All of the records below should be output exactly.
start Records for the exercise
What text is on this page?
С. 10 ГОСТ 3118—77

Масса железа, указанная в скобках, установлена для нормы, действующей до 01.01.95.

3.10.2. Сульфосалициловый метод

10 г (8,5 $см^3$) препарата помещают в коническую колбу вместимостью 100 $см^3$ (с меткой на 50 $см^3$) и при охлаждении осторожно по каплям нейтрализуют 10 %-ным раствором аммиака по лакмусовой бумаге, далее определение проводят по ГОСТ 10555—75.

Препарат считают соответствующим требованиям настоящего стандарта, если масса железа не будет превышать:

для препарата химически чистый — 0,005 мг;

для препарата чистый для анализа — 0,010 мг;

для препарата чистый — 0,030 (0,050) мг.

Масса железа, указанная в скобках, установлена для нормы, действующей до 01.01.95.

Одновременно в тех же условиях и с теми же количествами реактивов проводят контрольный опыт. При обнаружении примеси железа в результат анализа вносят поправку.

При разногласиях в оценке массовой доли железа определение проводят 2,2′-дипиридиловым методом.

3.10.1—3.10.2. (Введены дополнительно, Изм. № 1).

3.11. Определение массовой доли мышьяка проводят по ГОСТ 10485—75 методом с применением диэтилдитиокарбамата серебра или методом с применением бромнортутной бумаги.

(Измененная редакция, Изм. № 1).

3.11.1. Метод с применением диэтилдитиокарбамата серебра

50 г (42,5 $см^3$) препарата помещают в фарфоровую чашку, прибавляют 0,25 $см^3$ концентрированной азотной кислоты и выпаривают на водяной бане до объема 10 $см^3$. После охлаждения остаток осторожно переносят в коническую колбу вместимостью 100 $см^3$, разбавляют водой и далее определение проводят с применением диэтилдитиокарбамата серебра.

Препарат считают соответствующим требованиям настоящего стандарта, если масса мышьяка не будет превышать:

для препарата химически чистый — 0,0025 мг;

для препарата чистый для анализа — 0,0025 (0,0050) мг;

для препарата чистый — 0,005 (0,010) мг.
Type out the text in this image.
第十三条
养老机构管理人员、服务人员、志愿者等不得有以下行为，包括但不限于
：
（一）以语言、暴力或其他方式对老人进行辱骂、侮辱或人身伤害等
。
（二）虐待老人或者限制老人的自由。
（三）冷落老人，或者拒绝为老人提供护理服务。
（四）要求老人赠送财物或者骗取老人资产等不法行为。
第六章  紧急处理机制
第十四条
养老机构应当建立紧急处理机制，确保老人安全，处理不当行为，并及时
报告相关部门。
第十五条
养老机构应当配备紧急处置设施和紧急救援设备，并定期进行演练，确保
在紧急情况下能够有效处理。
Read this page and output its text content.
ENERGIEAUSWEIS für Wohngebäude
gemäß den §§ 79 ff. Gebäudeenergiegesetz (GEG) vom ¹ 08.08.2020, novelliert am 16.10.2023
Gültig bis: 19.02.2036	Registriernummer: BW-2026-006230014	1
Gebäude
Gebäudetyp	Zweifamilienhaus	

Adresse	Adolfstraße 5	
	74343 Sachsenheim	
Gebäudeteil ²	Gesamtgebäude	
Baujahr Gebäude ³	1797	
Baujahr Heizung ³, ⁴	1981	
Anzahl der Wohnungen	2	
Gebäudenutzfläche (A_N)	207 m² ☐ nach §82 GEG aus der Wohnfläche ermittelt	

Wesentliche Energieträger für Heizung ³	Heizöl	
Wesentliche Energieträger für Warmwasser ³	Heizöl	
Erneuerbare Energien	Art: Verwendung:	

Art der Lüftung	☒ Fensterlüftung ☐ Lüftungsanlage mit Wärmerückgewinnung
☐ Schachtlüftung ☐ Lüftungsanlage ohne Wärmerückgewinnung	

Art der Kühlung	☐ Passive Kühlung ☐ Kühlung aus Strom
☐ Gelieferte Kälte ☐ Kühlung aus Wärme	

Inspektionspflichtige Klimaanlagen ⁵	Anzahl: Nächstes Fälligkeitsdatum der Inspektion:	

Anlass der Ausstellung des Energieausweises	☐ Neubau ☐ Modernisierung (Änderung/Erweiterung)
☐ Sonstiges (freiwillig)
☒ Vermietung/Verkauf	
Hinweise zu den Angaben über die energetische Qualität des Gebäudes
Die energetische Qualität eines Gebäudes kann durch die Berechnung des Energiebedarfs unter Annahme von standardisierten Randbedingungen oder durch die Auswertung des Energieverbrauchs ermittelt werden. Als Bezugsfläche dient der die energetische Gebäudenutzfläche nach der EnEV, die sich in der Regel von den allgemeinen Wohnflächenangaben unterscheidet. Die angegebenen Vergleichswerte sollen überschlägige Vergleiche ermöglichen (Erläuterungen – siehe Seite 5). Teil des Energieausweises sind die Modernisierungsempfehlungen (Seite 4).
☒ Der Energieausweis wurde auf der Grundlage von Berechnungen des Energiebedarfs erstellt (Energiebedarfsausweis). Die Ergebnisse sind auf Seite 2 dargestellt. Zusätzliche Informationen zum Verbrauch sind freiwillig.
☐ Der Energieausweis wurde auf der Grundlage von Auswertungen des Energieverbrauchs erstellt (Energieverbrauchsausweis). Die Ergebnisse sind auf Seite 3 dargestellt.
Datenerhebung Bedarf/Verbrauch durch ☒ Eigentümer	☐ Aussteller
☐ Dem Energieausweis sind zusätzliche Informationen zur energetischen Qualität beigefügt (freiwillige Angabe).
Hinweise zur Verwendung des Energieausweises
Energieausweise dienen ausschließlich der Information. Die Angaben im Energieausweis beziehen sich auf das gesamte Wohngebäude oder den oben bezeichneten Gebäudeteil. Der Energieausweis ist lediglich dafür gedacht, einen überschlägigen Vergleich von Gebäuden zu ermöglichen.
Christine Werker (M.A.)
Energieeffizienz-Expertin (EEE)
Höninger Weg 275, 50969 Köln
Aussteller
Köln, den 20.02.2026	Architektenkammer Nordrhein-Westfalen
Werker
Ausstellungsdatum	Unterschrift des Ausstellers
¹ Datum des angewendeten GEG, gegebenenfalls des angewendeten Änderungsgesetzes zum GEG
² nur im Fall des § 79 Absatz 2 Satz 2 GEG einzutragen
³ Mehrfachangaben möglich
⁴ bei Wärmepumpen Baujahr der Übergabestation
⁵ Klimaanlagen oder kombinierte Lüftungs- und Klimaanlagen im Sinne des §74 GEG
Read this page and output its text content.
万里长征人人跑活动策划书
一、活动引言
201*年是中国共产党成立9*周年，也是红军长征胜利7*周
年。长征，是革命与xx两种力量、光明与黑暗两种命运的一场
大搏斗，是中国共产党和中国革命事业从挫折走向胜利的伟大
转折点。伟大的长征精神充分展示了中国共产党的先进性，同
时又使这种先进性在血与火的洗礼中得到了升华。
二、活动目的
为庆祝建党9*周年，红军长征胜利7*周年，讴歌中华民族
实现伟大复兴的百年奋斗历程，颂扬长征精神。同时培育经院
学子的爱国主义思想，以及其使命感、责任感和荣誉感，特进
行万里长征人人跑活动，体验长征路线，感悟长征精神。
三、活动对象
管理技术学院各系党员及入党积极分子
end Records for the exercise
§ **Correct response**
What text is on this page?
С. 10 ГОСТ 3118—77

Масса железа, указанная в скобках, установлена для нормы, действующей до 01.01.95.

3.10.2. Сульфосалициловый метод

10 г (8,5 $см^3$) препарата помещают в коническую колбу вместимостью 100 $см^3$ (с меткой на 50 $см^3$) и при охлаждении осторожно по каплям нейтрализуют 10 %-ным раствором аммиака по лакмусовой бумаге, далее определение проводят по ГОСТ 10555—75.

Препарат считают соответствующим требованиям настоящего стандарта, если масса железа не будет превышать:

для препарата химически чистый — 0,005 мг;

для препарата чистый для анализа — 0,010 мг;

для препарата чистый — 0,030 (0,050) мг.

Масса железа, указанная в скобках, установлена для нормы, действующей до 01.01.95.

Одновременно в тех же условиях и с теми же количествами реактивов проводят контрольный опыт. При обнаружении примеси железа в результат анализа вносят поправку.

При разногласиях в оценке массовой доли железа определение проводят 2,2′-дипиридиловым методом.

3.10.1—3.10.2. (Введены дополнительно, Изм. № 1).

3.11. Определение массовой доли мышьяка проводят по ГОСТ 10485—75 методом с применением диэтилдитиокарбамата серебра или методом с применением бромнортутной бумаги.

(Измененная редакция, Изм. № 1).

3.11.1. Метод с применением диэтилдитиокарбамата серебра

50 г (42,5 $см^3$) препарата помещают в фарфоровую чашку, прибавляют 0,25 $см^3$ концентрированной азотной кислоты и выпаривают на водяной бане до объема 10 $см^3$. После охлаждения остаток осторожно переносят в коническую колбу вместимостью 100 $см^3$, разбавляют водой и далее определение проводят с применением диэтилдитиокарбамата серебра.

Препарат считают соответствующим требованиям настоящего стандарта, если масса мышьяка не будет превышать:

для препарата химически чистый — 0,0025 мг;

для препарата чистый для анализа — 0,0025 (0,0050) мг;

для препарата чистый — 0,005 (0,010) мг.
Type out the text in this image.
第十三条
养老机构管理人员、服务人员、志愿者等不得有以下行为，包括但不限于
：
（一）以语言、暴力或其他方式对老人进行辱骂、侮辱或人身伤害等
。
（二）虐待老人或者限制老人的自由。
（三）冷落老人，或者拒绝为老人提供护理服务。
（四）要求老人赠送财物或者骗取老人资产等不法行为。
第六章  紧急处理机制
第十四条
养老机构应当建立紧急处理机制，确保老人安全，处理不当行为，并及时
报告相关部门。
第十五条
养老机构应当配备紧急处置设施和紧急救援设备，并定期进行演练，确保
在紧急情况下能够有效处理。
Read this page and output its text content.
ENERGIEAUSWEIS für Wohngebäude
gemäß den §§ 79 ff. Gebäudeenergiegesetz (GEG) vom ¹ 08.08.2020, novelliert am 16.10.2023
Gültig bis: 19.02.2036	Registriernummer: BW-2026-006230014	1
Gebäude
Gebäudetyp	Zweifamilienhaus	

Adresse	Adolfstraße 5	
	74343 Sachsenheim	
Gebäudeteil ²	Gesamtgebäude	
Baujahr Gebäude ³	1797	
Baujahr Heizung ³, ⁴	1981	
Anzahl der Wohnungen	2	
Gebäudenutzfläche (A_N)	207 m² ☐ nach §82 GEG aus der Wohnfläche ermittelt	

Wesentliche Energieträger für Heizung ³	Heizöl	
Wesentliche Energieträger für Warmwasser ³	Heizöl	
Erneuerbare Energien	Art: Verwendung:	

Art der Lüftung	☒ Fensterlüftung ☐ Lüftungsanlage mit Wärmerückgewinnung
☐ Schachtlüftung ☐ Lüftungsanlage ohne Wärmerückgewinnung	

Art der Kühlung	☐ Passive Kühlung ☐ Kühlung aus Strom
☐ Gelieferte Kälte ☐ Kühlung aus Wärme	

Inspektionspflichtige Klimaanlagen ⁵	Anzahl: Nächstes Fälligkeitsdatum der Inspektion:	

Anlass der Ausstellung des Energieausweises	☐ Neubau ☐ Modernisierung (Änderung/Erweiterung)
☐ Sonstiges (freiwillig)
☒ Vermietung/Verkauf	
Hinweise zu den Angaben über die energetische Qualität des Gebäudes
Die energetische Qualität eines Gebäudes kann durch die Berechnung des Energiebedarfs unter Annahme von standardisierten Randbedingungen oder durch die Auswertung des Energieverbrauchs ermittelt werden. Als Bezugsfläche dient der die energetische Gebäudenutzfläche nach der EnEV, die sich in der Regel von den allgemeinen Wohnflächenangaben unterscheidet. Die angegebenen Vergleichswerte sollen überschlägige Vergleiche ermöglichen (Erläuterungen – siehe Seite 5). Teil des Energieausweises sind die Modernisierungsempfehlungen (Seite 4).
☒ Der Energieausweis wurde auf der Grundlage von Berechnungen des Energiebedarfs erstellt (Energiebedarfsausweis). Die Ergebnisse sind auf Seite 2 dargestellt. Zusätzliche Informationen zum Verbrauch sind freiwillig.
☐ Der Energieausweis wurde auf der Grundlage von Auswertungen des Energieverbrauchs erstellt (Energieverbrauchsausweis). Die Ergebnisse sind auf Seite 3 dargestellt.
Datenerhebung Bedarf/Verbrauch durch ☒ Eigentümer	☐ Aussteller
☐ Dem Energieausweis sind zusätzliche Informationen zur energetischen Qualität beigefügt (freiwillige Angabe).
Hinweise zur Verwendung des Energieausweises
Energieausweise dienen ausschließlich der Information. Die Angaben im Energieausweis beziehen sich auf das gesamte Wohngebäude oder den oben bezeichneten Gebäudeteil. Der Energieausweis ist lediglich dafür gedacht, einen überschlägigen Vergleich von Gebäuden zu ermöglichen.
Christine Werker (M.A.)
Energieeffizienz-Expertin (EEE)
Höninger Weg 275, 50969 Köln
Aussteller
Köln, den 20.02.2026	Architektenkammer Nordrhein-Westfalen
Werker
Ausstellungsdatum	Unterschrift des Ausstellers
¹ Datum des angewendeten GEG, gegebenenfalls des angewendeten Änderungsgesetzes zum GEG
² nur im Fall des § 79 Absatz 2 Satz 2 GEG einzutragen
³ Mehrfachangaben möglich
⁴ bei Wärmepumpen Baujahr der Übergabestation
⁵ Klimaanlagen oder kombinierte Lüftungs- und Klimaanlagen im Sinne des §74 GEG
Read this page and output its text content.
万里长征人人跑活动策划书
一、活动引言
201*年是中国共产党成立9*周年，也是红军长征胜利7*周
年。长征，是革命与xx两种力量、光明与黑暗两种命运的一场
大搏斗，是中国共产党和中国革命事业从挫折走向胜利的伟大
转折点。伟大的长征精神充分展示了中国共产党的先进性，同
时又使这种先进性在血与火的洗礼中得到了升华。
二、活动目的
为庆祝建党9*周年，红军长征胜利7*周年，讴歌中华民族
实现伟大复兴的百年奋斗历程，颂扬长征精神。同时培育经院
学子的爱国主义思想，以及其使命感、责任感和荣誉感，特进
行万里长征人人跑活动，体验长征路线，感悟长征精神。
三、活动对象
管理技术学院各系党员及入党积极分子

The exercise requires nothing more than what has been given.